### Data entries
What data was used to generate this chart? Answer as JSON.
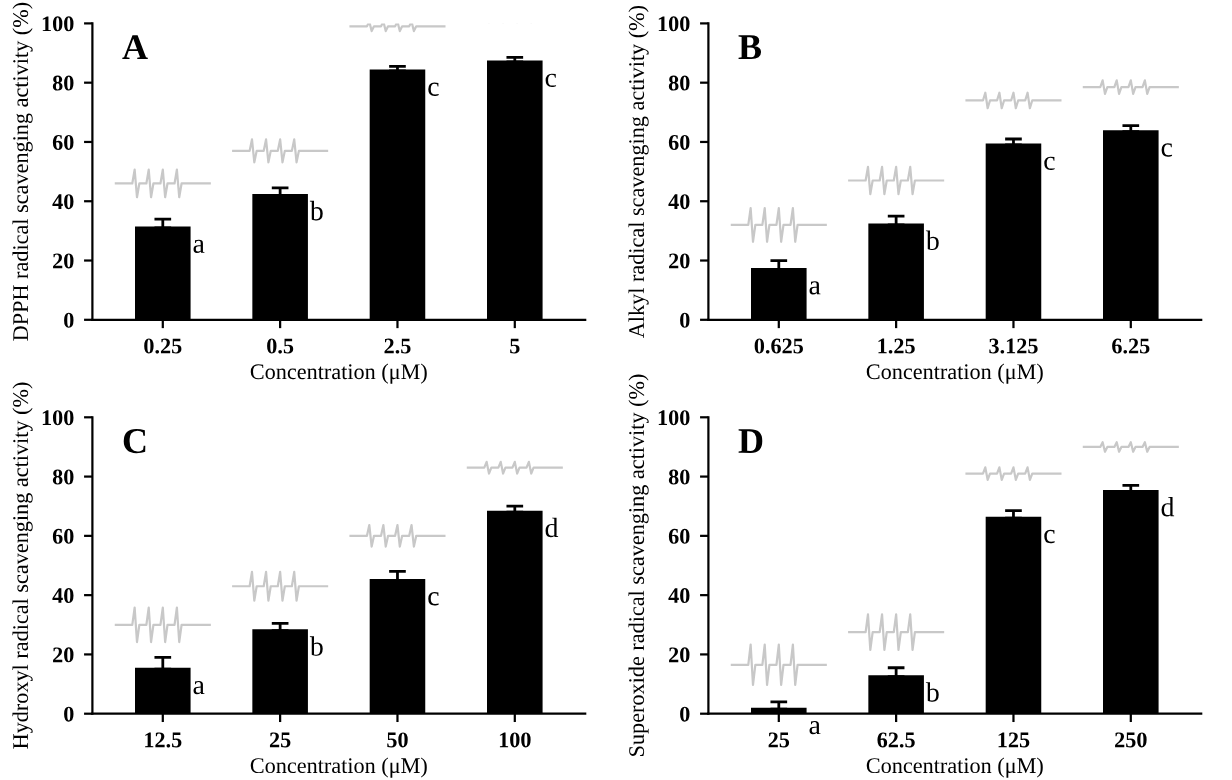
{
  "chart_data": [
    {
      "type": "bar",
      "title": "A",
      "xlabel": "Concentration (μM)",
      "ylabel": "DPPH radical scavenging activity (%)",
      "categories": [
        "0.25",
        "0.5",
        "2.5",
        "5"
      ],
      "values": [
        31,
        42,
        84,
        87
      ],
      "errors": [
        [
          31,
          34
        ],
        [
          42,
          44.5
        ],
        [
          84,
          85.5
        ],
        [
          87,
          88.5
        ]
      ],
      "color": "#000000",
      "ylim": [
        0,
        100
      ],
      "yticks": [
        0,
        20,
        40,
        60,
        80,
        100
      ],
      "grid": false,
      "legend": false,
      "annotations": [
        {
          "text": "a",
          "x": "0.25",
          "y": 31
        },
        {
          "text": "b",
          "x": "0.5",
          "y": 42
        },
        {
          "text": "c",
          "x": "2.5",
          "y": 84
        },
        {
          "text": "c",
          "x": "5",
          "y": 87
        }
      ]
    },
    {
      "type": "bar",
      "title": "B",
      "xlabel": "Concentration (μM)",
      "ylabel": "Alkyl radical scavenging activity (%)",
      "categories": [
        "0.625",
        "1.25",
        "3.125",
        "6.25"
      ],
      "values": [
        17,
        32,
        59,
        63.5
      ],
      "errors": [
        [
          17,
          20
        ],
        [
          32,
          35
        ],
        [
          59,
          61
        ],
        [
          63.5,
          65.5
        ]
      ],
      "color": "#000000",
      "ylim": [
        0,
        100
      ],
      "yticks": [
        0,
        20,
        40,
        60,
        80,
        100
      ],
      "grid": false,
      "legend": false,
      "annotations": [
        {
          "text": "a",
          "x": "0.625",
          "y": 17
        },
        {
          "text": "b",
          "x": "1.25",
          "y": 32
        },
        {
          "text": "c",
          "x": "3.125",
          "y": 59
        },
        {
          "text": "c",
          "x": "6.25",
          "y": 63.5
        }
      ]
    },
    {
      "type": "bar",
      "title": "C",
      "xlabel": "Concentration (μM)",
      "ylabel": "Hydroxyl radical scavenging activity (%)",
      "categories": [
        "12.5",
        "25",
        "50",
        "100"
      ],
      "values": [
        15,
        28,
        45,
        68
      ],
      "errors": [
        [
          15,
          19
        ],
        [
          28,
          30.5
        ],
        [
          45,
          48
        ],
        [
          68,
          70
        ]
      ],
      "color": "#000000",
      "ylim": [
        0,
        100
      ],
      "yticks": [
        0,
        20,
        40,
        60,
        80,
        100
      ],
      "grid": false,
      "legend": false,
      "annotations": [
        {
          "text": "a",
          "x": "12.5",
          "y": 15
        },
        {
          "text": "b",
          "x": "25",
          "y": 28
        },
        {
          "text": "c",
          "x": "50",
          "y": 45
        },
        {
          "text": "d",
          "x": "100",
          "y": 68
        }
      ]
    },
    {
      "type": "bar",
      "title": "D",
      "xlabel": "Concentration (μM)",
      "ylabel": "Superoxide radical scavenging activity (%)",
      "categories": [
        "25",
        "62.5",
        "125",
        "250"
      ],
      "values": [
        1.5,
        12.5,
        66,
        75
      ],
      "errors": [
        [
          1.5,
          4
        ],
        [
          12.5,
          15.5
        ],
        [
          66,
          68.5
        ],
        [
          75,
          77
        ]
      ],
      "color": "#000000",
      "ylim": [
        0,
        100
      ],
      "yticks": [
        0,
        20,
        40,
        60,
        80,
        100
      ],
      "grid": false,
      "legend": false,
      "annotations": [
        {
          "text": "a",
          "x": "25",
          "y": 1.5
        },
        {
          "text": "b",
          "x": "62.5",
          "y": 12.5
        },
        {
          "text": "c",
          "x": "125",
          "y": 66
        },
        {
          "text": "d",
          "x": "250",
          "y": 75
        }
      ]
    }
  ]
}
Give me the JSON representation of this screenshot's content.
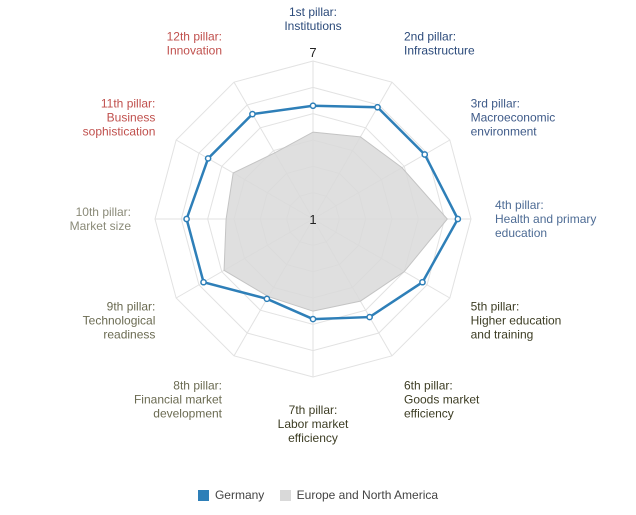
{
  "chart_data": {
    "type": "radar",
    "scale": {
      "min": 1,
      "max": 7,
      "min_label": "1",
      "max_label": "7"
    },
    "categories": [
      {
        "line1": "1st pillar:",
        "rest": [
          "Institutions"
        ],
        "color": "#2b4a7a"
      },
      {
        "line1": "2nd pillar:",
        "rest": [
          "Infrastructure"
        ],
        "color": "#2b4a7a"
      },
      {
        "line1": "3rd pillar:",
        "rest": [
          "Macroeconomic",
          "environment"
        ],
        "color": "#3e5a88"
      },
      {
        "line1": "4th pillar:",
        "rest": [
          "Health and primary",
          "education"
        ],
        "color": "#4e6c95"
      },
      {
        "line1": "5th pillar:",
        "rest": [
          "Higher education",
          "and training"
        ],
        "color": "#3d3d24"
      },
      {
        "line1": "6th pillar:",
        "rest": [
          "Goods market",
          "efficiency"
        ],
        "color": "#3d3d24"
      },
      {
        "line1": "7th pillar:",
        "rest": [
          "Labor market",
          "efficiency"
        ],
        "color": "#3d3d24"
      },
      {
        "line1": "8th pillar:",
        "rest": [
          "Financial market",
          "development"
        ],
        "color": "#6b6b52"
      },
      {
        "line1": "9th pillar:",
        "rest": [
          "Technological",
          "readiness"
        ],
        "color": "#6b6b52"
      },
      {
        "line1": "10th pillar:",
        "rest": [
          "Market size"
        ],
        "color": "#8a8a78"
      },
      {
        "line1": "11th pillar:",
        "rest": [
          "Business",
          "sophistication"
        ],
        "color": "#c0504d"
      },
      {
        "line1": "12th pillar:",
        "rest": [
          "Innovation"
        ],
        "color": "#c0504d"
      }
    ],
    "series": [
      {
        "name": "Germany",
        "color": "#2e7fb8",
        "values": [
          5.3,
          5.9,
          5.9,
          6.5,
          5.8,
          5.3,
          4.8,
          4.5,
          5.8,
          5.8,
          5.6,
          5.6
        ]
      },
      {
        "name": "Europe and North America",
        "color": "#d9d9d9",
        "values": [
          4.3,
          4.6,
          4.9,
          6.1,
          5.0,
          4.6,
          4.5,
          4.4,
          4.9,
          4.3,
          4.5,
          3.9
        ]
      }
    ],
    "grid": true,
    "legend_position": "bottom"
  }
}
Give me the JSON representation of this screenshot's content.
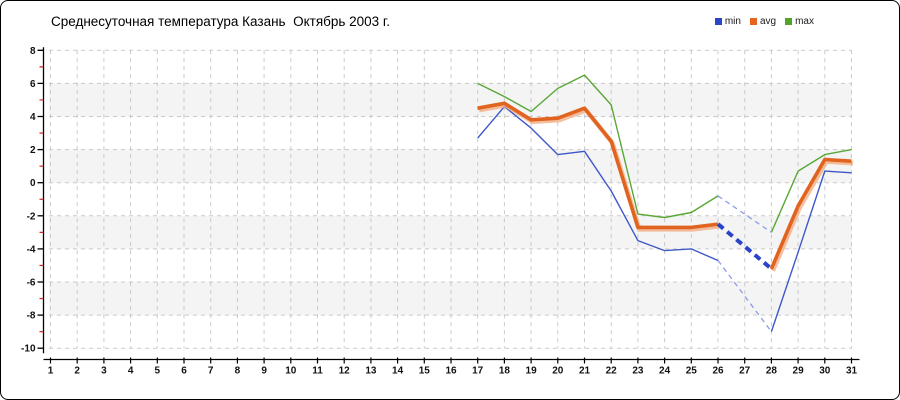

### Task to complete
Return the whole listing, word for word, and leave out every picture.

### Expected answer
What data was used to generate this chart? Answer as JSON.
{
  "chart_data": [
    {
      "type": "bar",
      "title": "A",
      "xlabel": "Concentration (μM)",
      "ylabel": "DPPH radical scavenging activity (%)",
      "categories": [
        "0.25",
        "0.5",
        "2.5",
        "5"
      ],
      "values": [
        31,
        42,
        84,
        87
      ],
      "errors": [
        [
          31,
          34
        ],
        [
          42,
          44.5
        ],
        [
          84,
          85.5
        ],
        [
          87,
          88.5
        ]
      ],
      "color": "#000000",
      "ylim": [
        0,
        100
      ],
      "yticks": [
        0,
        20,
        40,
        60,
        80,
        100
      ],
      "grid": false,
      "legend": false,
      "annotations": [
        {
          "text": "a",
          "x": "0.25",
          "y": 31
        },
        {
          "text": "b",
          "x": "0.5",
          "y": 42
        },
        {
          "text": "c",
          "x": "2.5",
          "y": 84
        },
        {
          "text": "c",
          "x": "5",
          "y": 87
        }
      ]
    },
    {
      "type": "bar",
      "title": "B",
      "xlabel": "Concentration (μM)",
      "ylabel": "Alkyl radical scavenging activity (%)",
      "categories": [
        "0.625",
        "1.25",
        "3.125",
        "6.25"
      ],
      "values": [
        17,
        32,
        59,
        63.5
      ],
      "errors": [
        [
          17,
          20
        ],
        [
          32,
          35
        ],
        [
          59,
          61
        ],
        [
          63.5,
          65.5
        ]
      ],
      "color": "#000000",
      "ylim": [
        0,
        100
      ],
      "yticks": [
        0,
        20,
        40,
        60,
        80,
        100
      ],
      "grid": false,
      "legend": false,
      "annotations": [
        {
          "text": "a",
          "x": "0.625",
          "y": 17
        },
        {
          "text": "b",
          "x": "1.25",
          "y": 32
        },
        {
          "text": "c",
          "x": "3.125",
          "y": 59
        },
        {
          "text": "c",
          "x": "6.25",
          "y": 63.5
        }
      ]
    },
    {
      "type": "bar",
      "title": "C",
      "xlabel": "Concentration (μM)",
      "ylabel": "Hydroxyl radical scavenging activity (%)",
      "categories": [
        "12.5",
        "25",
        "50",
        "100"
      ],
      "values": [
        15,
        28,
        45,
        68
      ],
      "errors": [
        [
          15,
          19
        ],
        [
          28,
          30.5
        ],
        [
          45,
          48
        ],
        [
          68,
          70
        ]
      ],
      "color": "#000000",
      "ylim": [
        0,
        100
      ],
      "yticks": [
        0,
        20,
        40,
        60,
        80,
        100
      ],
      "grid": false,
      "legend": false,
      "annotations": [
        {
          "text": "a",
          "x": "12.5",
          "y": 15
        },
        {
          "text": "b",
          "x": "25",
          "y": 28
        },
        {
          "text": "c",
          "x": "50",
          "y": 45
        },
        {
          "text": "d",
          "x": "100",
          "y": 68
        }
      ]
    },
    {
      "type": "bar",
      "title": "D",
      "xlabel": "Concentration (μM)",
      "ylabel": "Superoxide radical scavenging activity (%)",
      "categories": [
        "25",
        "62.5",
        "125",
        "250"
      ],
      "values": [
        1.5,
        12.5,
        66,
        75
      ],
      "errors": [
        [
          1.5,
          4
        ],
        [
          12.5,
          15.5
        ],
        [
          66,
          68.5
        ],
        [
          75,
          77
        ]
      ],
      "color": "#000000",
      "ylim": [
        0,
        100
      ],
      "yticks": [
        0,
        20,
        40,
        60,
        80,
        100
      ],
      "grid": false,
      "legend": false,
      "annotations": [
        {
          "text": "a",
          "x": "25",
          "y": 1.5
        },
        {
          "text": "b",
          "x": "62.5",
          "y": 12.5
        },
        {
          "text": "c",
          "x": "125",
          "y": 66
        },
        {
          "text": "d",
          "x": "250",
          "y": 75
        }
      ]
    }
  ]
}
Give me the JSON representation of this screenshot's content.
{
  "chart_data": {
    "type": "radar",
    "scale": {
      "min": 1,
      "max": 7,
      "min_label": "1",
      "max_label": "7"
    },
    "categories": [
      {
        "line1": "1st pillar:",
        "rest": [
          "Institutions"
        ],
        "color": "#2b4a7a"
      },
      {
        "line1": "2nd pillar:",
        "rest": [
          "Infrastructure"
        ],
        "color": "#2b4a7a"
      },
      {
        "line1": "3rd pillar:",
        "rest": [
          "Macroeconomic",
          "environment"
        ],
        "color": "#3e5a88"
      },
      {
        "line1": "4th pillar:",
        "rest": [
          "Health and primary",
          "education"
        ],
        "color": "#4e6c95"
      },
      {
        "line1": "5th pillar:",
        "rest": [
          "Higher education",
          "and training"
        ],
        "color": "#3d3d24"
      },
      {
        "line1": "6th pillar:",
        "rest": [
          "Goods market",
          "efficiency"
        ],
        "color": "#3d3d24"
      },
      {
        "line1": "7th pillar:",
        "rest": [
          "Labor market",
          "efficiency"
        ],
        "color": "#3d3d24"
      },
      {
        "line1": "8th pillar:",
        "rest": [
          "Financial market",
          "development"
        ],
        "color": "#6b6b52"
      },
      {
        "line1": "9th pillar:",
        "rest": [
          "Technological",
          "readiness"
        ],
        "color": "#6b6b52"
      },
      {
        "line1": "10th pillar:",
        "rest": [
          "Market size"
        ],
        "color": "#8a8a78"
      },
      {
        "line1": "11th pillar:",
        "rest": [
          "Business",
          "sophistication"
        ],
        "color": "#c0504d"
      },
      {
        "line1": "12th pillar:",
        "rest": [
          "Innovation"
        ],
        "color": "#c0504d"
      }
    ],
    "series": [
      {
        "name": "Germany",
        "color": "#2e7fb8",
        "values": [
          5.3,
          5.9,
          5.9,
          6.5,
          5.8,
          5.3,
          4.8,
          4.5,
          5.8,
          5.8,
          5.6,
          5.6
        ]
      },
      {
        "name": "Europe and North America",
        "color": "#d9d9d9",
        "values": [
          4.3,
          4.6,
          4.9,
          6.1,
          5.0,
          4.6,
          4.5,
          4.4,
          4.9,
          4.3,
          4.5,
          3.9
        ]
      }
    ],
    "grid": true,
    "legend_position": "bottom"
  }
}
Give me the JSON representation of this screenshot's content.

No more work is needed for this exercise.